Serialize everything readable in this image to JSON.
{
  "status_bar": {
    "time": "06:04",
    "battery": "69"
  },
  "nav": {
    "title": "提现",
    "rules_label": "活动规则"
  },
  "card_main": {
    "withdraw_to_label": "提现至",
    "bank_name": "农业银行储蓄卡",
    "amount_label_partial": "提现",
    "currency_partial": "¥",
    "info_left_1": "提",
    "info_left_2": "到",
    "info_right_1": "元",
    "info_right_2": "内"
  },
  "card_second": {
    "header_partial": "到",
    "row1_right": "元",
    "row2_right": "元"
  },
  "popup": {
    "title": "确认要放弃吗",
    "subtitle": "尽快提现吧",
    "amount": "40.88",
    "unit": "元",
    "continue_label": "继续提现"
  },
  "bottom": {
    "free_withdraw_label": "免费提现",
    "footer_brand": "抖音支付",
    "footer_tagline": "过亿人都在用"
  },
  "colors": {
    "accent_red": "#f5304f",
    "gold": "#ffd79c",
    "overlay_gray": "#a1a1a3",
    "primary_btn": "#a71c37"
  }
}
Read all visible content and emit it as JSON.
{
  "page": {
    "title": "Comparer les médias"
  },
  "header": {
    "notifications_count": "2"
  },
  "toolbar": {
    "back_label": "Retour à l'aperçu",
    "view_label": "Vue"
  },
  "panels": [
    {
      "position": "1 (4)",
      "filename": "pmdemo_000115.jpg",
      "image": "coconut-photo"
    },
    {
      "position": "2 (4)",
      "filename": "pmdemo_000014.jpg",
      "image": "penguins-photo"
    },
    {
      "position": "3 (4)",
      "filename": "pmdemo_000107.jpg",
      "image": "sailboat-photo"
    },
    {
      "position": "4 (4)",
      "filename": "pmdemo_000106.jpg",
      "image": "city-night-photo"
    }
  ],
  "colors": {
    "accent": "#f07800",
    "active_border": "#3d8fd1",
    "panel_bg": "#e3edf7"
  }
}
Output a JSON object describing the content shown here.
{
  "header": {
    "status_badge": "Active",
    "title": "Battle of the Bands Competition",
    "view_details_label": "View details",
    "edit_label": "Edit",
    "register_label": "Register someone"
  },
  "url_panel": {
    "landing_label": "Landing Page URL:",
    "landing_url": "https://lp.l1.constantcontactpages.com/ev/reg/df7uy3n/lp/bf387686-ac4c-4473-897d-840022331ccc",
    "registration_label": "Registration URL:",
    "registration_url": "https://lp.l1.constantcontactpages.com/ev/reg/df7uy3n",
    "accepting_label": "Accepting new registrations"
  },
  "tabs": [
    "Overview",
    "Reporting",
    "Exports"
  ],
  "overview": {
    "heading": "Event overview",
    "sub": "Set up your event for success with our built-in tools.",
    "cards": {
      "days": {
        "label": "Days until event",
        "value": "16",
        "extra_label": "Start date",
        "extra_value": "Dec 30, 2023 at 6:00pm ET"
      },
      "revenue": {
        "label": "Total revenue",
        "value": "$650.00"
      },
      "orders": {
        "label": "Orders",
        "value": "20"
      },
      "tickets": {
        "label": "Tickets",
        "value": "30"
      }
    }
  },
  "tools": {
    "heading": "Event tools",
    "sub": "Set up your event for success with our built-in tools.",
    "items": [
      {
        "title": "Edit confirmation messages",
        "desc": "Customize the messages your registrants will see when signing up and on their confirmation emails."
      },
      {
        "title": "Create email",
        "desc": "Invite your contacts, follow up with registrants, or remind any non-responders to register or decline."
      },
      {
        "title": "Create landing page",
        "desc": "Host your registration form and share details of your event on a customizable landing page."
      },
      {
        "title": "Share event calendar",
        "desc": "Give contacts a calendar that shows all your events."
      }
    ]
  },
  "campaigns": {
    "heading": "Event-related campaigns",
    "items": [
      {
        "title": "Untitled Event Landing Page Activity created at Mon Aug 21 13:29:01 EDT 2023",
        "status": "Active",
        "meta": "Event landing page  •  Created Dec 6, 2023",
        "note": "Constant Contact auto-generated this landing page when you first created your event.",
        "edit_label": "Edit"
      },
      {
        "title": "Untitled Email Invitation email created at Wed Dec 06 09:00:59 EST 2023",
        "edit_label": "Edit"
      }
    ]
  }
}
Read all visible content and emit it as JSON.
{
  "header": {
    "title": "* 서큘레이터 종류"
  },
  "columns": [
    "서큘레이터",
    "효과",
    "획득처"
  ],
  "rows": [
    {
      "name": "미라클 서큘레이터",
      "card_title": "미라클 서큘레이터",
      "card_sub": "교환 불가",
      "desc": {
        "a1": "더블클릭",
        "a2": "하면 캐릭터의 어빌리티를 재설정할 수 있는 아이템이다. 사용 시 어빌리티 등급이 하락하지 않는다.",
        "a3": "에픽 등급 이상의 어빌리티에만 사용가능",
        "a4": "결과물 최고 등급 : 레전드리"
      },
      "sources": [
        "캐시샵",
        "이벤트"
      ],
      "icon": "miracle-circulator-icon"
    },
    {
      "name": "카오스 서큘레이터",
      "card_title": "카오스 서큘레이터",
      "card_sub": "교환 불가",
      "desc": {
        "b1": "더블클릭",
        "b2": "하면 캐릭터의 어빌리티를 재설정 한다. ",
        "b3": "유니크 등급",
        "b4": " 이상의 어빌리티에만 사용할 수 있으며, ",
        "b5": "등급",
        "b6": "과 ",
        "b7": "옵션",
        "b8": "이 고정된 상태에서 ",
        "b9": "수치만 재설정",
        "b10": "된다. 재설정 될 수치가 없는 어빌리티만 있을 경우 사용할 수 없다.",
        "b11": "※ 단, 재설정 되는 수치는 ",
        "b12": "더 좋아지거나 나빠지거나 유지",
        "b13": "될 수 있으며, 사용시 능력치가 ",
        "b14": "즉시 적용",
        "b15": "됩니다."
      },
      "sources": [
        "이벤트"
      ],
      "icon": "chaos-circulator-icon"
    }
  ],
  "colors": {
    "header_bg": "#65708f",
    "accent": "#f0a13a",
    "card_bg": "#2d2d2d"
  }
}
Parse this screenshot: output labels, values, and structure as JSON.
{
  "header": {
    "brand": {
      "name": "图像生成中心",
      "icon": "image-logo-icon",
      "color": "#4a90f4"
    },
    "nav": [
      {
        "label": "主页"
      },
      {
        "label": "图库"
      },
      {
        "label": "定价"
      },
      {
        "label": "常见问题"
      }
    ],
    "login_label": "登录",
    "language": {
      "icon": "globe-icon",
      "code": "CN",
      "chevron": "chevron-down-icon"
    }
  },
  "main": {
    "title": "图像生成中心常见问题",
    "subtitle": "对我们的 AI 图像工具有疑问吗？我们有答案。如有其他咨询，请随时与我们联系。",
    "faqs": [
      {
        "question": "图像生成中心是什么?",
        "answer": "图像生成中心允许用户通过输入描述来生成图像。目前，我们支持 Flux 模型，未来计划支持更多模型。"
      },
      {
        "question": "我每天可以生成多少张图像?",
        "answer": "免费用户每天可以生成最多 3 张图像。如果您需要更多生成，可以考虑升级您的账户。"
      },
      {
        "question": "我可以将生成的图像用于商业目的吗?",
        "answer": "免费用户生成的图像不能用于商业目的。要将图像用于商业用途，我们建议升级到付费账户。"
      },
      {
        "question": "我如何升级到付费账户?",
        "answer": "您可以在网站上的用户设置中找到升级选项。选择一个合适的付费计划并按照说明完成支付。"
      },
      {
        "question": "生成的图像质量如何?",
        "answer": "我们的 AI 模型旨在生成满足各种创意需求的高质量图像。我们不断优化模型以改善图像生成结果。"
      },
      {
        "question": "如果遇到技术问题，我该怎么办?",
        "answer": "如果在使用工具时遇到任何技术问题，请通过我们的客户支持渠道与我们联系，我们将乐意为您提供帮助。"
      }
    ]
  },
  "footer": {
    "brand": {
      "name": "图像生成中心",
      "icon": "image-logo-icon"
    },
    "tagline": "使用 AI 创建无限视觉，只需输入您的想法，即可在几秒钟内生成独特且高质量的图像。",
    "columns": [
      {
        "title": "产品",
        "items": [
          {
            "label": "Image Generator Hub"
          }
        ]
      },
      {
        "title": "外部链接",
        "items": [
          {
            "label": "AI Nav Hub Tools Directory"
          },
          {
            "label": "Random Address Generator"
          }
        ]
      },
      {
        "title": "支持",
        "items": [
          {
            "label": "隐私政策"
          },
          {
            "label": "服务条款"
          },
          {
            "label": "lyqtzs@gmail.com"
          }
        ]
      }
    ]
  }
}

## PROBLEM TO SOLVE
Extract each line from the listing that holds the word "서큘레이터".

## SOLUTION FOR THIS EXERCISE
    "title": "* 서큘레이터 종류"
    "서큘레이터",
      "name": "미라클 서큘레이터",
      "card_title": "미라클 서큘레이터",
      "name": "카오스 서큘레이터",
      "card_title": "카오스 서큘레이터",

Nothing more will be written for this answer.